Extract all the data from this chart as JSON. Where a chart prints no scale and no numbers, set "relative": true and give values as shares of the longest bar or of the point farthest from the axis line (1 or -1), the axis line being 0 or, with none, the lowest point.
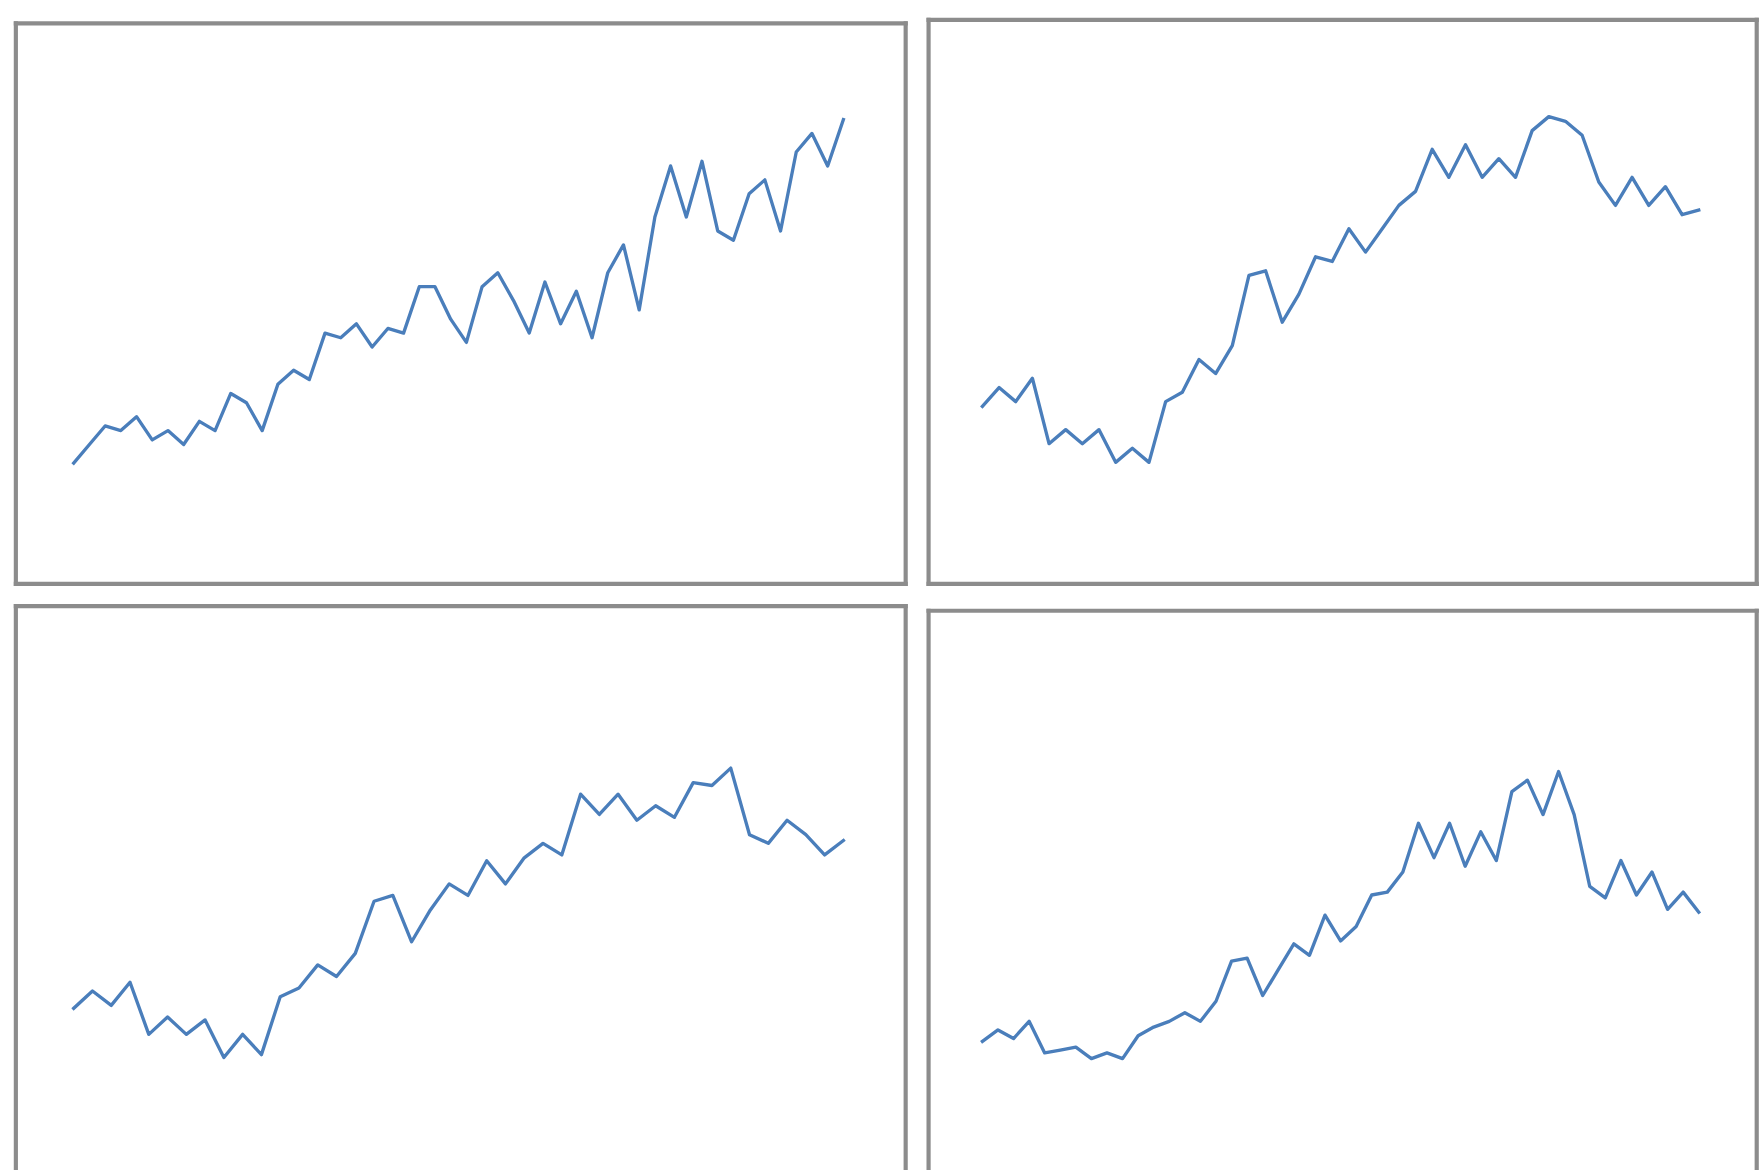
{
  "chart_data": [
    {
      "type": "line",
      "relative": true,
      "categories": [
        null,
        null,
        null,
        null,
        null,
        null,
        null,
        null,
        null,
        null,
        null,
        null,
        null,
        null,
        null,
        null,
        null,
        null,
        null,
        null,
        null,
        null,
        null,
        null,
        null,
        null,
        null,
        null,
        null,
        null,
        null,
        null,
        null,
        null,
        null,
        null,
        null,
        null,
        null,
        null,
        null,
        null,
        null,
        null,
        null,
        null,
        null,
        null,
        null,
        null
      ],
      "series": [
        {
          "color": "#4a7ebb",
          "values": [
            0.26,
            0.3,
            0.34,
            0.33,
            0.36,
            0.31,
            0.33,
            0.3,
            0.35,
            0.33,
            0.41,
            0.39,
            0.33,
            0.43,
            0.46,
            0.44,
            0.54,
            0.53,
            0.56,
            0.51,
            0.55,
            0.54,
            0.64,
            0.64,
            0.57,
            0.52,
            0.64,
            0.67,
            0.61,
            0.54,
            0.65,
            0.56,
            0.63,
            0.53,
            0.67,
            0.73,
            0.59,
            0.79,
            0.9,
            0.79,
            0.91,
            0.76,
            0.74,
            0.84,
            0.87,
            0.76,
            0.93,
            0.97,
            0.9,
            1.0
          ]
        }
      ]
    },
    {
      "type": "line",
      "relative": true,
      "categories": [
        null,
        null,
        null,
        null,
        null,
        null,
        null,
        null,
        null,
        null,
        null,
        null,
        null,
        null,
        null,
        null,
        null,
        null,
        null,
        null,
        null,
        null,
        null,
        null,
        null,
        null,
        null,
        null,
        null,
        null,
        null,
        null,
        null,
        null,
        null,
        null,
        null,
        null,
        null,
        null,
        null,
        null,
        null,
        null
      ],
      "series": [
        {
          "color": "#4a7ebb",
          "values": [
            0.38,
            0.42,
            0.39,
            0.44,
            0.3,
            0.33,
            0.3,
            0.33,
            0.26,
            0.29,
            0.26,
            0.39,
            0.41,
            0.48,
            0.45,
            0.51,
            0.66,
            0.67,
            0.56,
            0.62,
            0.7,
            0.69,
            0.76,
            0.71,
            0.76,
            0.81,
            0.84,
            0.93,
            0.87,
            0.94,
            0.87,
            0.91,
            0.87,
            0.97,
            1.0,
            0.99,
            0.96,
            0.86,
            0.81,
            0.87,
            0.81,
            0.85,
            0.79,
            0.8
          ]
        }
      ]
    },
    {
      "type": "line",
      "relative": true,
      "categories": [
        null,
        null,
        null,
        null,
        null,
        null,
        null,
        null,
        null,
        null,
        null,
        null,
        null,
        null,
        null,
        null,
        null,
        null,
        null,
        null,
        null,
        null,
        null,
        null,
        null,
        null,
        null,
        null,
        null,
        null,
        null,
        null,
        null,
        null,
        null,
        null,
        null,
        null,
        null,
        null,
        null,
        null
      ],
      "series": [
        {
          "color": "#4a7ebb",
          "values": [
            0.17,
            0.23,
            0.18,
            0.26,
            0.08,
            0.14,
            0.08,
            0.13,
            0.0,
            0.08,
            0.01,
            0.21,
            0.24,
            0.32,
            0.28,
            0.36,
            0.54,
            0.56,
            0.4,
            0.51,
            0.6,
            0.56,
            0.68,
            0.6,
            0.69,
            0.74,
            0.7,
            0.91,
            0.84,
            0.91,
            0.82,
            0.87,
            0.83,
            0.95,
            0.94,
            1.0,
            0.77,
            0.74,
            0.82,
            0.77,
            0.7,
            0.75
          ]
        }
      ]
    },
    {
      "type": "line",
      "relative": true,
      "categories": [
        null,
        null,
        null,
        null,
        null,
        null,
        null,
        null,
        null,
        null,
        null,
        null,
        null,
        null,
        null,
        null,
        null,
        null,
        null,
        null,
        null,
        null,
        null,
        null,
        null,
        null,
        null,
        null,
        null,
        null,
        null,
        null,
        null,
        null,
        null,
        null,
        null,
        null,
        null,
        null,
        null,
        null,
        null,
        null,
        null,
        null,
        null
      ],
      "series": [
        {
          "color": "#4a7ebb",
          "values": [
            0.06,
            0.1,
            0.07,
            0.13,
            0.02,
            0.03,
            0.04,
            0.0,
            0.02,
            0.0,
            0.08,
            0.11,
            0.13,
            0.16,
            0.13,
            0.2,
            0.34,
            0.35,
            0.22,
            0.31,
            0.4,
            0.36,
            0.5,
            0.41,
            0.46,
            0.57,
            0.58,
            0.65,
            0.82,
            0.7,
            0.82,
            0.67,
            0.79,
            0.69,
            0.93,
            0.97,
            0.85,
            1.0,
            0.85,
            0.6,
            0.56,
            0.69,
            0.57,
            0.65,
            0.52,
            0.58,
            0.51
          ]
        }
      ]
    }
  ]
}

Requirements - Without the pictures, return all the records precisely as they stand.

Output below -
Extract all the data from this chart as JSON. Where a chart prints no scale and no numbers, set "relative": true and give values as shares of the longest bar or of the point farthest from the axis line (1 or -1), the axis line being 0 or, with none, the lowest point.
{
  "chart_data": [
    {
      "type": "line",
      "relative": true,
      "categories": [
        null,
        null,
        null,
        null,
        null,
        null,
        null,
        null,
        null,
        null,
        null,
        null,
        null,
        null,
        null,
        null,
        null,
        null,
        null,
        null,
        null,
        null,
        null,
        null,
        null,
        null,
        null,
        null,
        null,
        null,
        null,
        null,
        null,
        null,
        null,
        null,
        null,
        null,
        null,
        null,
        null,
        null,
        null,
        null,
        null,
        null,
        null,
        null,
        null,
        null
      ],
      "series": [
        {
          "color": "#4a7ebb",
          "values": [
            0.26,
            0.3,
            0.34,
            0.33,
            0.36,
            0.31,
            0.33,
            0.3,
            0.35,
            0.33,
            0.41,
            0.39,
            0.33,
            0.43,
            0.46,
            0.44,
            0.54,
            0.53,
            0.56,
            0.51,
            0.55,
            0.54,
            0.64,
            0.64,
            0.57,
            0.52,
            0.64,
            0.67,
            0.61,
            0.54,
            0.65,
            0.56,
            0.63,
            0.53,
            0.67,
            0.73,
            0.59,
            0.79,
            0.9,
            0.79,
            0.91,
            0.76,
            0.74,
            0.84,
            0.87,
            0.76,
            0.93,
            0.97,
            0.9,
            1.0
          ]
        }
      ]
    },
    {
      "type": "line",
      "relative": true,
      "categories": [
        null,
        null,
        null,
        null,
        null,
        null,
        null,
        null,
        null,
        null,
        null,
        null,
        null,
        null,
        null,
        null,
        null,
        null,
        null,
        null,
        null,
        null,
        null,
        null,
        null,
        null,
        null,
        null,
        null,
        null,
        null,
        null,
        null,
        null,
        null,
        null,
        null,
        null,
        null,
        null,
        null,
        null,
        null,
        null
      ],
      "series": [
        {
          "color": "#4a7ebb",
          "values": [
            0.38,
            0.42,
            0.39,
            0.44,
            0.3,
            0.33,
            0.3,
            0.33,
            0.26,
            0.29,
            0.26,
            0.39,
            0.41,
            0.48,
            0.45,
            0.51,
            0.66,
            0.67,
            0.56,
            0.62,
            0.7,
            0.69,
            0.76,
            0.71,
            0.76,
            0.81,
            0.84,
            0.93,
            0.87,
            0.94,
            0.87,
            0.91,
            0.87,
            0.97,
            1.0,
            0.99,
            0.96,
            0.86,
            0.81,
            0.87,
            0.81,
            0.85,
            0.79,
            0.8
          ]
        }
      ]
    },
    {
      "type": "line",
      "relative": true,
      "categories": [
        null,
        null,
        null,
        null,
        null,
        null,
        null,
        null,
        null,
        null,
        null,
        null,
        null,
        null,
        null,
        null,
        null,
        null,
        null,
        null,
        null,
        null,
        null,
        null,
        null,
        null,
        null,
        null,
        null,
        null,
        null,
        null,
        null,
        null,
        null,
        null,
        null,
        null,
        null,
        null,
        null,
        null
      ],
      "series": [
        {
          "color": "#4a7ebb",
          "values": [
            0.17,
            0.23,
            0.18,
            0.26,
            0.08,
            0.14,
            0.08,
            0.13,
            0.0,
            0.08,
            0.01,
            0.21,
            0.24,
            0.32,
            0.28,
            0.36,
            0.54,
            0.56,
            0.4,
            0.51,
            0.6,
            0.56,
            0.68,
            0.6,
            0.69,
            0.74,
            0.7,
            0.91,
            0.84,
            0.91,
            0.82,
            0.87,
            0.83,
            0.95,
            0.94,
            1.0,
            0.77,
            0.74,
            0.82,
            0.77,
            0.7,
            0.75
          ]
        }
      ]
    },
    {
      "type": "line",
      "relative": true,
      "categories": [
        null,
        null,
        null,
        null,
        null,
        null,
        null,
        null,
        null,
        null,
        null,
        null,
        null,
        null,
        null,
        null,
        null,
        null,
        null,
        null,
        null,
        null,
        null,
        null,
        null,
        null,
        null,
        null,
        null,
        null,
        null,
        null,
        null,
        null,
        null,
        null,
        null,
        null,
        null,
        null,
        null,
        null,
        null,
        null,
        null,
        null,
        null
      ],
      "series": [
        {
          "color": "#4a7ebb",
          "values": [
            0.06,
            0.1,
            0.07,
            0.13,
            0.02,
            0.03,
            0.04,
            0.0,
            0.02,
            0.0,
            0.08,
            0.11,
            0.13,
            0.16,
            0.13,
            0.2,
            0.34,
            0.35,
            0.22,
            0.31,
            0.4,
            0.36,
            0.5,
            0.41,
            0.46,
            0.57,
            0.58,
            0.65,
            0.82,
            0.7,
            0.82,
            0.67,
            0.79,
            0.69,
            0.93,
            0.97,
            0.85,
            1.0,
            0.85,
            0.6,
            0.56,
            0.69,
            0.57,
            0.65,
            0.52,
            0.58,
            0.51
          ]
        }
      ]
    }
  ]
}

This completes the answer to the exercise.